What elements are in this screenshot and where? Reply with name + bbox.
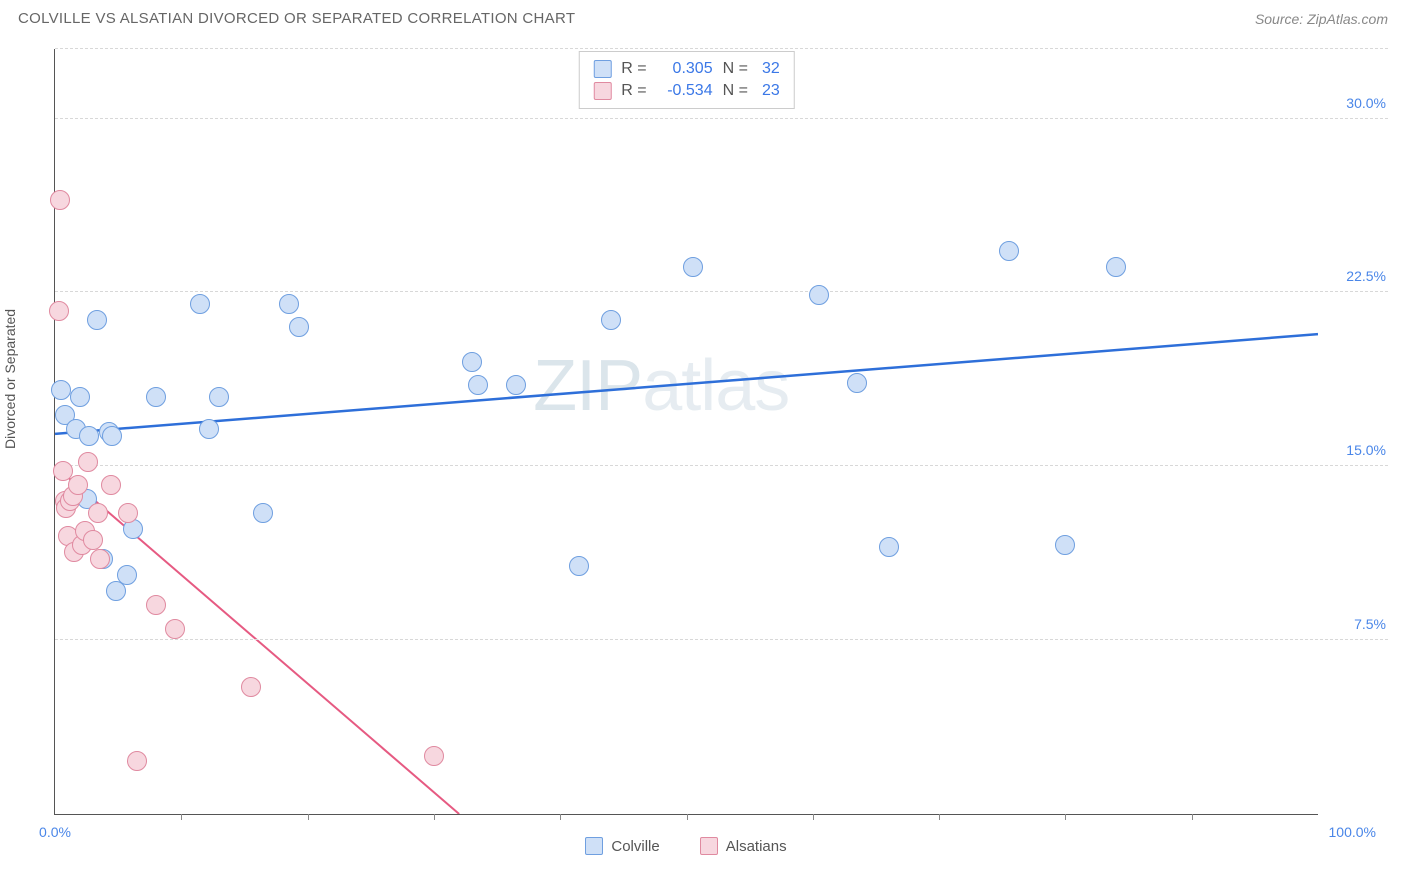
stat-r-value: -0.534 — [657, 82, 713, 100]
scatter-point — [241, 677, 261, 697]
xtick — [1192, 814, 1193, 820]
watermark: ZIPatlas — [533, 345, 789, 427]
scatter-point — [101, 475, 121, 495]
swatch-icon — [585, 837, 603, 855]
chart-container: Divorced or Separated ZIPatlas R = 0.305… — [18, 39, 1388, 859]
scatter-point — [462, 352, 482, 372]
legend-label: Colville — [611, 838, 659, 855]
scatter-point — [601, 310, 621, 330]
scatter-point — [683, 257, 703, 277]
scatter-point — [79, 426, 99, 446]
scatter-point — [102, 426, 122, 446]
scatter-point — [1055, 535, 1075, 555]
scatter-point — [190, 294, 210, 314]
gridline — [55, 118, 1388, 119]
header: COLVILLE VS ALSATIAN DIVORCED OR SEPARAT… — [0, 0, 1406, 33]
stat-r-label: R = — [621, 82, 646, 100]
xtick — [181, 814, 182, 820]
scatter-point — [424, 746, 444, 766]
scatter-point — [569, 556, 589, 576]
scatter-point — [809, 285, 829, 305]
scatter-point — [199, 419, 219, 439]
scatter-point — [1106, 257, 1126, 277]
scatter-point — [506, 375, 526, 395]
scatter-point — [68, 475, 88, 495]
ytick-label: 30.0% — [1324, 95, 1386, 111]
stat-r-value: 0.305 — [657, 60, 713, 78]
trend-line — [55, 334, 1318, 434]
gridline — [55, 639, 1388, 640]
stats-legend-box: R = 0.305 N = 32 R = -0.534 N = 23 — [578, 51, 794, 109]
scatter-point — [90, 549, 110, 569]
scatter-point — [50, 190, 70, 210]
scatter-point — [253, 503, 273, 523]
scatter-point — [146, 387, 166, 407]
xtick-label-right: 100.0% — [1329, 824, 1376, 840]
gridline — [55, 48, 1388, 49]
xtick — [308, 814, 309, 820]
scatter-point — [49, 301, 69, 321]
scatter-point — [83, 530, 103, 550]
scatter-point — [165, 619, 185, 639]
ytick-label: 15.0% — [1324, 442, 1386, 458]
scatter-point — [146, 595, 166, 615]
plot-area: ZIPatlas R = 0.305 N = 32 R = -0.534 N =… — [54, 49, 1318, 815]
stat-n-value: 32 — [762, 60, 780, 78]
scatter-point — [117, 565, 137, 585]
chart-title: COLVILLE VS ALSATIAN DIVORCED OR SEPARAT… — [18, 10, 575, 27]
stat-n-value: 23 — [762, 82, 780, 100]
gridline — [55, 465, 1388, 466]
swatch-icon — [593, 60, 611, 78]
scatter-point — [127, 751, 147, 771]
legend-label: Alsatians — [726, 838, 787, 855]
scatter-point — [279, 294, 299, 314]
scatter-point — [289, 317, 309, 337]
scatter-point — [999, 241, 1019, 261]
xtick — [939, 814, 940, 820]
x-legend: Colville Alsatians — [54, 837, 1318, 855]
scatter-point — [51, 380, 71, 400]
scatter-point — [847, 373, 867, 393]
scatter-point — [118, 503, 138, 523]
stats-row: R = 0.305 N = 32 — [593, 58, 779, 80]
scatter-point — [879, 537, 899, 557]
scatter-point — [78, 452, 98, 472]
scatter-point — [209, 387, 229, 407]
y-axis-label: Divorced or Separated — [2, 309, 18, 449]
xtick — [1065, 814, 1066, 820]
stats-row: R = -0.534 N = 23 — [593, 80, 779, 102]
legend-item: Colville — [585, 837, 659, 855]
xtick — [813, 814, 814, 820]
stat-n-label: N = — [723, 60, 748, 78]
stat-n-label: N = — [723, 82, 748, 100]
swatch-icon — [593, 82, 611, 100]
scatter-point — [88, 503, 108, 523]
scatter-point — [70, 387, 90, 407]
source-label: Source: ZipAtlas.com — [1255, 11, 1388, 27]
xtick — [687, 814, 688, 820]
trend-lines — [55, 49, 1318, 814]
ytick-label: 22.5% — [1324, 268, 1386, 284]
gridline — [55, 291, 1388, 292]
scatter-point — [468, 375, 488, 395]
legend-item: Alsatians — [700, 837, 787, 855]
scatter-point — [87, 310, 107, 330]
xtick — [434, 814, 435, 820]
ytick-label: 7.5% — [1324, 616, 1386, 632]
xtick — [560, 814, 561, 820]
swatch-icon — [700, 837, 718, 855]
stat-r-label: R = — [621, 60, 646, 78]
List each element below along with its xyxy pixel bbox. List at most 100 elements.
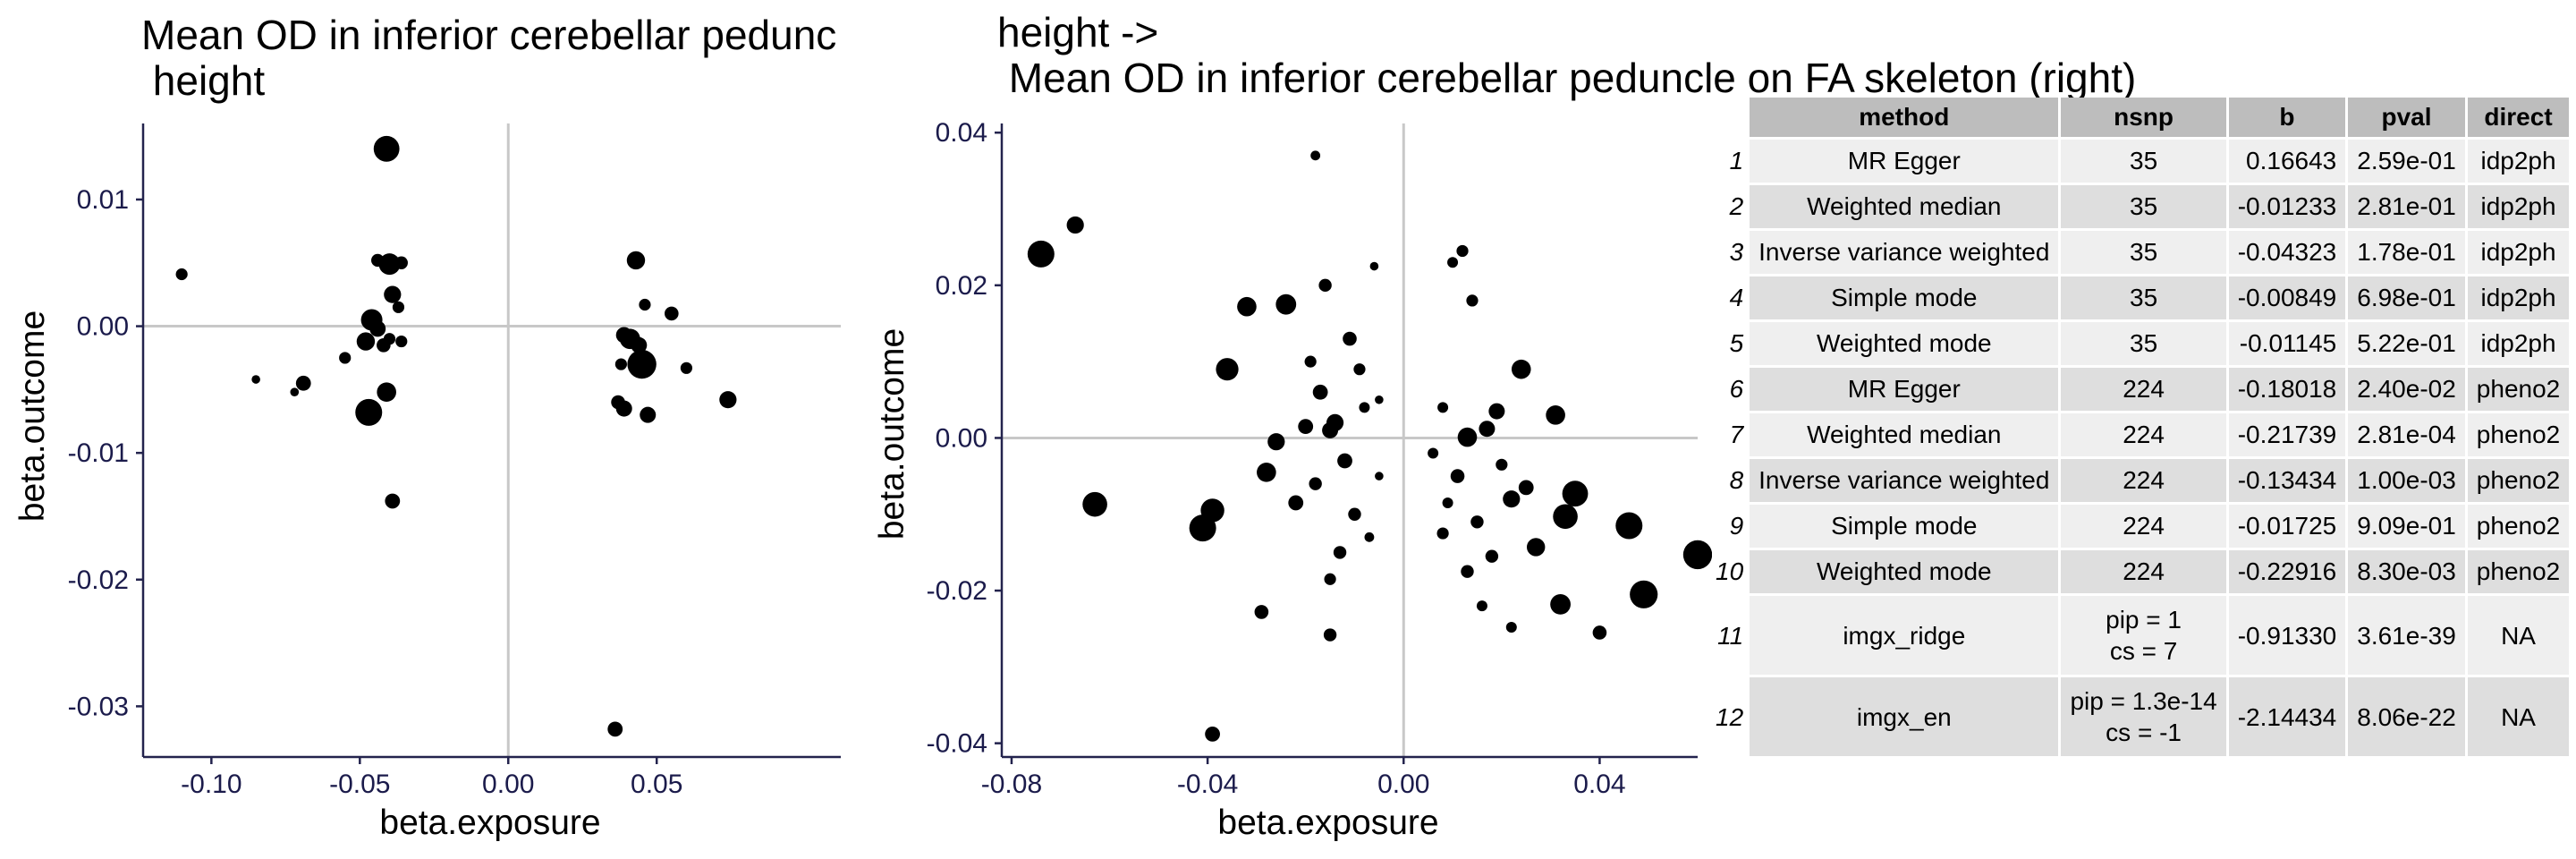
- table-row-number: 10: [1712, 550, 1748, 593]
- data-point: [1447, 257, 1459, 268]
- y-tick-label: 0.02: [936, 271, 987, 301]
- data-point: [639, 298, 651, 311]
- table-cell-pval: 1.00e-03: [2348, 459, 2465, 502]
- plot-1-points: [175, 135, 737, 737]
- table-cell-nsnp: 35: [2061, 140, 2226, 183]
- table-cell-method: Simple mode: [1750, 505, 2059, 548]
- data-point: [1267, 433, 1285, 451]
- data-point: [373, 135, 400, 162]
- table-cell-direction: idp2ph: [2467, 276, 2570, 319]
- table-cell-direction: idp2ph: [2467, 231, 2570, 274]
- table-row: 6 MR Egger 224 -0.18018 2.40e-02 pheno2: [1712, 368, 2570, 411]
- data-point: [1428, 447, 1439, 459]
- table-cell-b: -0.21739: [2228, 413, 2346, 456]
- table-cell-method: imgx_ridge: [1750, 596, 2059, 675]
- data-point: [1461, 565, 1474, 578]
- data-point: [1254, 605, 1269, 619]
- table-cell-nsnp: 35: [2061, 231, 2226, 274]
- x-tick-label: -0.08: [981, 770, 1042, 799]
- data-point: [1503, 490, 1521, 508]
- table-cell-nsnp: 35: [2061, 185, 2226, 228]
- data-point: [1470, 515, 1484, 529]
- data-point: [1630, 580, 1658, 608]
- data-point: [392, 301, 405, 313]
- x-tick-label: -0.04: [1177, 770, 1238, 799]
- table-cell-pval: 3.61e-39: [2348, 596, 2465, 675]
- plot-1-title-line-2: height: [141, 57, 265, 104]
- data-point: [1375, 472, 1384, 481]
- table-row-number: 7: [1712, 413, 1748, 456]
- table-cell-direction: idp2ph: [2467, 322, 2570, 365]
- table-cell-b: -0.13434: [2228, 459, 2346, 502]
- x-tick-label: 0.00: [1377, 770, 1429, 799]
- data-point: [1546, 405, 1565, 425]
- scatter-plot-2: height -> Mean OD in inferior cerebellar…: [873, 9, 2136, 842]
- table-row: 4 Simple mode 35 -0.00849 6.98e-01 idp2p…: [1712, 276, 2570, 319]
- table-row: 5 Weighted mode 35 -0.01145 5.22e-01 idp…: [1712, 322, 2570, 365]
- data-point: [385, 493, 401, 509]
- table-cell-nsnp: pip = 1.3e-14 cs = -1: [2061, 677, 2226, 756]
- data-point: [1205, 727, 1220, 742]
- table-row-number: 5: [1712, 322, 1748, 365]
- table-cell-method: Weighted median: [1750, 185, 2059, 228]
- table-cell-pval: 8.30e-03: [2348, 550, 2465, 593]
- y-tick-label: -0.02: [927, 576, 987, 606]
- table-cell-pval: 1.78e-01: [2348, 231, 2465, 274]
- table-row: 10 Weighted mode 224 -0.22916 8.30e-03 p…: [1712, 550, 2570, 593]
- table-cell-b: -0.00849: [2228, 276, 2346, 319]
- data-point: [1553, 504, 1578, 530]
- table-cell-direction: pheno2: [2467, 550, 2570, 593]
- table-cell-b: -0.01725: [2228, 505, 2346, 548]
- table-cell-method: Weighted mode: [1750, 550, 2059, 593]
- table-header-rownum: [1712, 98, 1748, 137]
- table-cell-method: Simple mode: [1750, 276, 2059, 319]
- data-point: [1488, 403, 1505, 420]
- plot-2-reference-lines: [1002, 123, 1698, 757]
- y-tick-label: -0.02: [68, 566, 129, 595]
- data-point: [1216, 358, 1239, 381]
- scatter-plot-1: Mean OD in inferior cerebellar pedunc he…: [13, 12, 841, 842]
- plot-1-y-axis-title: beta.outcome: [13, 310, 52, 522]
- data-point: [640, 406, 657, 423]
- table-cell-b: -0.01233: [2228, 185, 2346, 228]
- table-header-nsnp: nsnp: [2061, 98, 2226, 137]
- data-point: [1485, 549, 1499, 563]
- table-cell-nsnp: 224: [2061, 459, 2226, 502]
- data-point: [295, 375, 311, 391]
- table-cell-b: -0.18018: [2228, 368, 2346, 411]
- data-point: [1257, 463, 1276, 482]
- table-header-method: method: [1750, 98, 2059, 137]
- table-cell-method: imgx_en: [1750, 677, 2059, 756]
- data-point: [369, 320, 386, 337]
- y-tick-label: 0.04: [936, 118, 987, 148]
- data-point: [1298, 419, 1314, 435]
- table-cell-direction: pheno2: [2467, 413, 2570, 456]
- data-point: [1318, 278, 1332, 293]
- data-point: [631, 336, 648, 353]
- data-point: [377, 382, 396, 402]
- table-cell-b: -0.91330: [2228, 596, 2346, 675]
- table-cell-nsnp: pip = 1 cs = 7: [2061, 596, 2226, 675]
- data-point: [1343, 331, 1357, 346]
- plot-2-x-axis-title: beta.exposure: [1217, 804, 1438, 842]
- table-cell-nsnp-line: pip = 1.3e-14: [2070, 687, 2217, 715]
- table-cell-nsnp-line: cs = 7: [2109, 637, 2178, 665]
- data-point: [1505, 621, 1517, 633]
- table-cell-direction: pheno2: [2467, 505, 2570, 548]
- data-point: [1309, 477, 1322, 490]
- table-row-number: 1: [1712, 140, 1748, 183]
- data-point: [1082, 491, 1107, 517]
- table-row: 12 imgx_en pip = 1.3e-14 cs = -1 -2.14434…: [1712, 677, 2570, 756]
- data-point: [1550, 593, 1571, 615]
- table-cell-pval: 5.22e-01: [2348, 322, 2465, 365]
- data-point: [1592, 625, 1607, 640]
- plot-1-title-line-1: Mean OD in inferior cerebellar pedunc: [141, 12, 836, 58]
- table-row: 11 imgx_ridge pip = 1 cs = 7 -0.91330 3.6…: [1712, 596, 2570, 675]
- table-row: 1 MR Egger 35 0.16643 2.59e-01 idp2ph: [1712, 140, 2570, 183]
- data-point: [1288, 495, 1304, 511]
- table-row-number: 11: [1712, 596, 1748, 675]
- y-tick-label: -0.04: [927, 729, 987, 759]
- data-point: [356, 332, 376, 351]
- table-cell-pval: 2.81e-04: [2348, 413, 2465, 456]
- table-cell-direction: pheno2: [2467, 459, 2570, 502]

» Task statement
Transcribe everything from the line containing "stat-r-value: -0.534 — [657, 82, 713, 100]" down to the line containing "scatter-point — [462, 352, 482, 372]", both ends included, reproducing each line exactly.

» Right answer
stat-r-value: -0.534 — [657, 82, 713, 100]
scatter-point — [241, 677, 261, 697]
xtick — [1192, 814, 1193, 820]
watermark: ZIPatlas — [533, 345, 789, 427]
scatter-point — [101, 475, 121, 495]
swatch-icon — [585, 837, 603, 855]
chart-container: Divorced or Separated ZIPatlas R = 0.305… — [18, 39, 1388, 859]
scatter-point — [462, 352, 482, 372]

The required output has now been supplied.